** Begin **

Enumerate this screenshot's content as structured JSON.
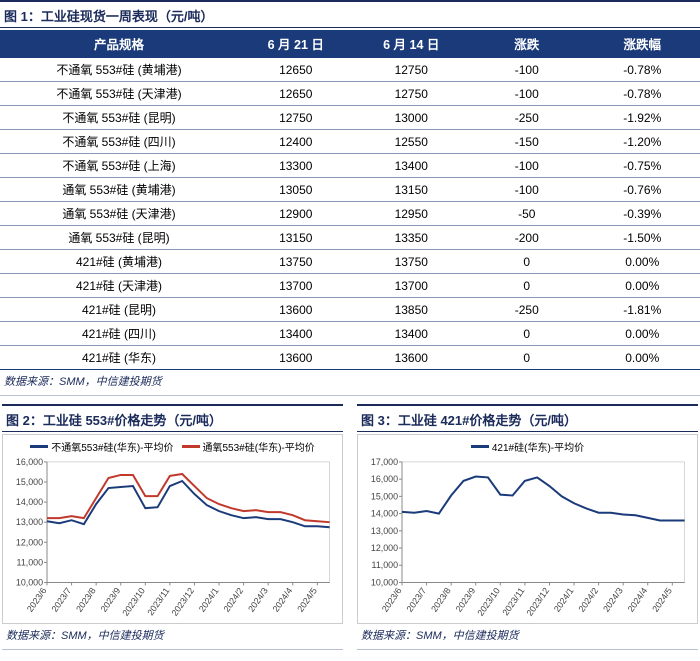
{
  "table": {
    "title": "图 1：工业硅现货一周表现（元/吨）",
    "columns": [
      "产品规格",
      "6 月 21 日",
      "6 月 14 日",
      "涨跌",
      "涨跌幅"
    ],
    "rows": [
      [
        "不通氧 553#硅 (黄埔港)",
        "12650",
        "12750",
        "-100",
        "-0.78%"
      ],
      [
        "不通氧 553#硅 (天津港)",
        "12650",
        "12750",
        "-100",
        "-0.78%"
      ],
      [
        "不通氧 553#硅 (昆明)",
        "12750",
        "13000",
        "-250",
        "-1.92%"
      ],
      [
        "不通氧 553#硅 (四川)",
        "12400",
        "12550",
        "-150",
        "-1.20%"
      ],
      [
        "不通氧 553#硅 (上海)",
        "13300",
        "13400",
        "-100",
        "-0.75%"
      ],
      [
        "通氧 553#硅 (黄埔港)",
        "13050",
        "13150",
        "-100",
        "-0.76%"
      ],
      [
        "通氧 553#硅 (天津港)",
        "12900",
        "12950",
        "-50",
        "-0.39%"
      ],
      [
        "通氧 553#硅 (昆明)",
        "13150",
        "13350",
        "-200",
        "-1.50%"
      ],
      [
        "421#硅 (黄埔港)",
        "13750",
        "13750",
        "0",
        "0.00%"
      ],
      [
        "421#硅 (天津港)",
        "13700",
        "13700",
        "0",
        "0.00%"
      ],
      [
        "421#硅 (昆明)",
        "13600",
        "13850",
        "-250",
        "-1.81%"
      ],
      [
        "421#硅 (四川)",
        "13400",
        "13400",
        "0",
        "0.00%"
      ],
      [
        "421#硅 (华东)",
        "13600",
        "13600",
        "0",
        "0.00%"
      ]
    ],
    "source": "数据来源：SMM，中信建投期货"
  },
  "chart_left": {
    "title": "图 2：工业硅 553#价格走势（元/吨）",
    "type": "line",
    "background_color": "#ffffff",
    "border_color": "#cccccc",
    "grid_color": "#bbbbbb",
    "axis_color": "#888888",
    "ylim": [
      10000,
      16000
    ],
    "ytick_step": 1000,
    "x_labels": [
      "2023/6",
      "2023/7",
      "2023/8",
      "2023/9",
      "2023/10",
      "2023/11",
      "2023/12",
      "2024/1",
      "2024/2",
      "2024/3",
      "2024/4",
      "2024/5"
    ],
    "series": [
      {
        "name": "不通氧553#硅(华东)-平均价",
        "color": "#1a3a7a",
        "line_width": 2,
        "values": [
          13050,
          12950,
          13100,
          12900,
          13900,
          14700,
          14750,
          14800,
          13700,
          13750,
          14800,
          15050,
          14400,
          13850,
          13550,
          13350,
          13200,
          13250,
          13150,
          13150,
          13000,
          12800,
          12800,
          12750
        ]
      },
      {
        "name": "通氧553#硅(华东)-平均价",
        "color": "#c0392b",
        "line_width": 2,
        "values": [
          13200,
          13200,
          13300,
          13200,
          14200,
          15200,
          15350,
          15350,
          14300,
          14300,
          15300,
          15400,
          14800,
          14200,
          13900,
          13700,
          13550,
          13600,
          13500,
          13500,
          13350,
          13100,
          13050,
          13000
        ]
      }
    ],
    "source": "数据来源：SMM，中信建投期货"
  },
  "chart_right": {
    "title": "图 3：工业硅 421#价格走势（元/吨）",
    "type": "line",
    "background_color": "#ffffff",
    "border_color": "#cccccc",
    "grid_color": "#bbbbbb",
    "axis_color": "#888888",
    "ylim": [
      10000,
      17000
    ],
    "ytick_step": 1000,
    "x_labels": [
      "2023/6",
      "2023/7",
      "2023/8",
      "2023/9",
      "2023/10",
      "2023/11",
      "2023/12",
      "2024/1",
      "2024/2",
      "2024/3",
      "2024/4",
      "2024/5"
    ],
    "series": [
      {
        "name": "421#硅(华东)-平均价",
        "color": "#1a3a7a",
        "line_width": 2,
        "values": [
          14100,
          14050,
          14150,
          14000,
          15050,
          15900,
          16150,
          16100,
          15100,
          15050,
          15900,
          16100,
          15600,
          15000,
          14600,
          14300,
          14050,
          14050,
          13950,
          13900,
          13750,
          13600,
          13600,
          13600
        ]
      }
    ],
    "source": "数据来源：SMM，中信建投期货"
  }
}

** End **

Restate the whole listing above exactly, except for its images.

Enumerate this screenshot's content as structured JSON.
{
  "table": {
    "title": "图 1：工业硅现货一周表现（元/吨）",
    "columns": [
      "产品规格",
      "6 月 21 日",
      "6 月 14 日",
      "涨跌",
      "涨跌幅"
    ],
    "rows": [
      [
        "不通氧 553#硅 (黄埔港)",
        "12650",
        "12750",
        "-100",
        "-0.78%"
      ],
      [
        "不通氧 553#硅 (天津港)",
        "12650",
        "12750",
        "-100",
        "-0.78%"
      ],
      [
        "不通氧 553#硅 (昆明)",
        "12750",
        "13000",
        "-250",
        "-1.92%"
      ],
      [
        "不通氧 553#硅 (四川)",
        "12400",
        "12550",
        "-150",
        "-1.20%"
      ],
      [
        "不通氧 553#硅 (上海)",
        "13300",
        "13400",
        "-100",
        "-0.75%"
      ],
      [
        "通氧 553#硅 (黄埔港)",
        "13050",
        "13150",
        "-100",
        "-0.76%"
      ],
      [
        "通氧 553#硅 (天津港)",
        "12900",
        "12950",
        "-50",
        "-0.39%"
      ],
      [
        "通氧 553#硅 (昆明)",
        "13150",
        "13350",
        "-200",
        "-1.50%"
      ],
      [
        "421#硅 (黄埔港)",
        "13750",
        "13750",
        "0",
        "0.00%"
      ],
      [
        "421#硅 (天津港)",
        "13700",
        "13700",
        "0",
        "0.00%"
      ],
      [
        "421#硅 (昆明)",
        "13600",
        "13850",
        "-250",
        "-1.81%"
      ],
      [
        "421#硅 (四川)",
        "13400",
        "13400",
        "0",
        "0.00%"
      ],
      [
        "421#硅 (华东)",
        "13600",
        "13600",
        "0",
        "0.00%"
      ]
    ],
    "source": "数据来源：SMM，中信建投期货"
  },
  "chart_left": {
    "title": "图 2：工业硅 553#价格走势（元/吨）",
    "type": "line",
    "background_color": "#ffffff",
    "border_color": "#cccccc",
    "grid_color": "#bbbbbb",
    "axis_color": "#888888",
    "ylim": [
      10000,
      16000
    ],
    "ytick_step": 1000,
    "x_labels": [
      "2023/6",
      "2023/7",
      "2023/8",
      "2023/9",
      "2023/10",
      "2023/11",
      "2023/12",
      "2024/1",
      "2024/2",
      "2024/3",
      "2024/4",
      "2024/5"
    ],
    "series": [
      {
        "name": "不通氧553#硅(华东)-平均价",
        "color": "#1a3a7a",
        "line_width": 2,
        "values": [
          13050,
          12950,
          13100,
          12900,
          13900,
          14700,
          14750,
          14800,
          13700,
          13750,
          14800,
          15050,
          14400,
          13850,
          13550,
          13350,
          13200,
          13250,
          13150,
          13150,
          13000,
          12800,
          12800,
          12750
        ]
      },
      {
        "name": "通氧553#硅(华东)-平均价",
        "color": "#c0392b",
        "line_width": 2,
        "values": [
          13200,
          13200,
          13300,
          13200,
          14200,
          15200,
          15350,
          15350,
          14300,
          14300,
          15300,
          15400,
          14800,
          14200,
          13900,
          13700,
          13550,
          13600,
          13500,
          13500,
          13350,
          13100,
          13050,
          13000
        ]
      }
    ],
    "source": "数据来源：SMM，中信建投期货"
  },
  "chart_right": {
    "title": "图 3：工业硅 421#价格走势（元/吨）",
    "type": "line",
    "background_color": "#ffffff",
    "border_color": "#cccccc",
    "grid_color": "#bbbbbb",
    "axis_color": "#888888",
    "ylim": [
      10000,
      17000
    ],
    "ytick_step": 1000,
    "x_labels": [
      "2023/6",
      "2023/7",
      "2023/8",
      "2023/9",
      "2023/10",
      "2023/11",
      "2023/12",
      "2024/1",
      "2024/2",
      "2024/3",
      "2024/4",
      "2024/5"
    ],
    "series": [
      {
        "name": "421#硅(华东)-平均价",
        "color": "#1a3a7a",
        "line_width": 2,
        "values": [
          14100,
          14050,
          14150,
          14000,
          15050,
          15900,
          16150,
          16100,
          15100,
          15050,
          15900,
          16100,
          15600,
          15000,
          14600,
          14300,
          14050,
          14050,
          13950,
          13900,
          13750,
          13600,
          13600,
          13600
        ]
      }
    ],
    "source": "数据来源：SMM，中信建投期货"
  }
}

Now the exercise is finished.